Kurissery Gopala Pillai  was an orientalist, researcher, lexicographer, poet, essayist, grammarian and scholar of Malayalam and Sanskrit languages. He specialised in Comparative study of languages.

Biography
He was born to Cheruvilayil Padmanabha Pillai and L. Kalyani Amma on 3 March 1914 at Panmana in Kollam district. He married P. Soudamini Amma in 1943. He is survived by two daughters and two sons.

Education
He did his schooling in Panmana Manayil High School and later joined the H.H The Maharaja's Sanskrit College, Thiruvananthapuram. He had five years of Sanskrit study before joining the college. From Sanskrit College, he passed the Sastry and completed Upadhyaya courses.

Career
Gopala Pillai started his professional career as Headmaster of Sanskrit schools at Perumbuzha (1934) and Panmana (1935). From 1938 to '42, he was the headmaster of Brahmanandodayam Sanskrit School run by Advaithashramam in Kalady. He was also the secretary of the Hindu Youth Service Society which was presided over by Swami Agamananda, social reformer and founder of Advaita Ashram at Kalady. During 1944-'45, he enrolled to military service and traveled across North India.

■ **Problem set**
1. According to the biography, in what year did Gopala Pillai marry P. Soudamini Amma?
2. Return the stretch of the biography from "Kurissery Gopala Pillai" through "and two sons.".
3. Which roles does the opening sentence of the biography assign to Gopala Pillai? List them all.

[Spatial layout data]
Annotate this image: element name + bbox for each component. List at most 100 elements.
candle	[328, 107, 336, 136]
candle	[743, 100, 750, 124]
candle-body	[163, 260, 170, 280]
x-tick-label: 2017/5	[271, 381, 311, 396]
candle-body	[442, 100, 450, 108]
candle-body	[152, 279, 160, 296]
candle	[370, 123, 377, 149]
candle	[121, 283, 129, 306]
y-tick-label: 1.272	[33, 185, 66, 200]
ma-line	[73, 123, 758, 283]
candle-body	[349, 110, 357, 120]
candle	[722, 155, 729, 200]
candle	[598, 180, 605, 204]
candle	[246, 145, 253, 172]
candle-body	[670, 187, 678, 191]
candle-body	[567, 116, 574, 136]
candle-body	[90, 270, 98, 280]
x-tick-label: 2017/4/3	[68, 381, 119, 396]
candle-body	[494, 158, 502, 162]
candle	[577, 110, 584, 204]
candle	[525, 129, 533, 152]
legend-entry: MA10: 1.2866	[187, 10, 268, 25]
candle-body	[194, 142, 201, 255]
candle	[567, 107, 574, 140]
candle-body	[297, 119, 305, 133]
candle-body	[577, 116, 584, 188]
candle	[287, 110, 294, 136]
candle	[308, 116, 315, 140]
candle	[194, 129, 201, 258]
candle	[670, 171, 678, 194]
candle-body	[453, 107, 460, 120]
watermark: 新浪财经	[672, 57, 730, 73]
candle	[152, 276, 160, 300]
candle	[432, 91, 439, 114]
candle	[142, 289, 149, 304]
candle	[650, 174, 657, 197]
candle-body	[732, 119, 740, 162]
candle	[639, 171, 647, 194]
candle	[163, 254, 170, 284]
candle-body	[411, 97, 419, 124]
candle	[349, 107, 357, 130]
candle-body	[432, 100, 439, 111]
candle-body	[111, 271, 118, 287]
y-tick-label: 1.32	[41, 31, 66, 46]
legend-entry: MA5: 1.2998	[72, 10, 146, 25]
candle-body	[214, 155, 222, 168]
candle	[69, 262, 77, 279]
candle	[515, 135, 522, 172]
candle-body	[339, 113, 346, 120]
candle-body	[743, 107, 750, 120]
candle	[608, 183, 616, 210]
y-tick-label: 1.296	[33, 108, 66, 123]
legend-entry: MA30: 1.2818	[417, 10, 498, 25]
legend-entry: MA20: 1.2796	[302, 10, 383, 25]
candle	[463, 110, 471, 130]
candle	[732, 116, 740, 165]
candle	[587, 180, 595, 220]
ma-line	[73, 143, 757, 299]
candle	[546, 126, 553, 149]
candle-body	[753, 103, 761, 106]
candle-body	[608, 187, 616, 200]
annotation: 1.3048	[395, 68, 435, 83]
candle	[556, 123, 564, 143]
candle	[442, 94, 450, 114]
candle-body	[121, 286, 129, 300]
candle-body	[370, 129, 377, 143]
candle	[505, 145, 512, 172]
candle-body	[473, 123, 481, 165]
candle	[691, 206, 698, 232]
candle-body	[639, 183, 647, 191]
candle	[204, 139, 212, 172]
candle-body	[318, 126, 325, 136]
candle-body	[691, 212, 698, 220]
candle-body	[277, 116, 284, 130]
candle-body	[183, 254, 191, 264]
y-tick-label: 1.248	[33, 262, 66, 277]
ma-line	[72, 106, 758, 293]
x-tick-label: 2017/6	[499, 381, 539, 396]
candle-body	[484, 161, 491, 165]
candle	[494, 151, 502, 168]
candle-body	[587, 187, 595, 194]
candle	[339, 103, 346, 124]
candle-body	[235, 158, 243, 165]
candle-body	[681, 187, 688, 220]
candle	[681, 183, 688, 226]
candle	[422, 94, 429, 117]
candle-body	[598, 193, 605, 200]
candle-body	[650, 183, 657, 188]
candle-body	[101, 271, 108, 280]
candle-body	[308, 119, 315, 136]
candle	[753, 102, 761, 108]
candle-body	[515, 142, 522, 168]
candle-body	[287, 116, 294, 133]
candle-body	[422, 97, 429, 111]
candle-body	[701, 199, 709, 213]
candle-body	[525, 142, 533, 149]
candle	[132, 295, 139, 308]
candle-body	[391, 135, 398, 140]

■ **Worked solutions**
1. 1943

2.
Kurissery Gopala Pillai  was an orientalist, researcher, lexicographer, poet, essayist, grammarian and scholar of Malayalam and Sanskrit languages. He specialised in Comparative study of languages.

Biography
He was born to Cheruvilayil Padmanabha Pillai and L. Kalyani Amma on 3 March 1914 at Panmana in Kollam district. He married P. Soudamini Amma in 1943. He is survived by two daughters and two sons.

3. Orientalist, researcher, lexicographer, poet, essayist, grammarian, and scholar of Malayalam and Sanskrit languages.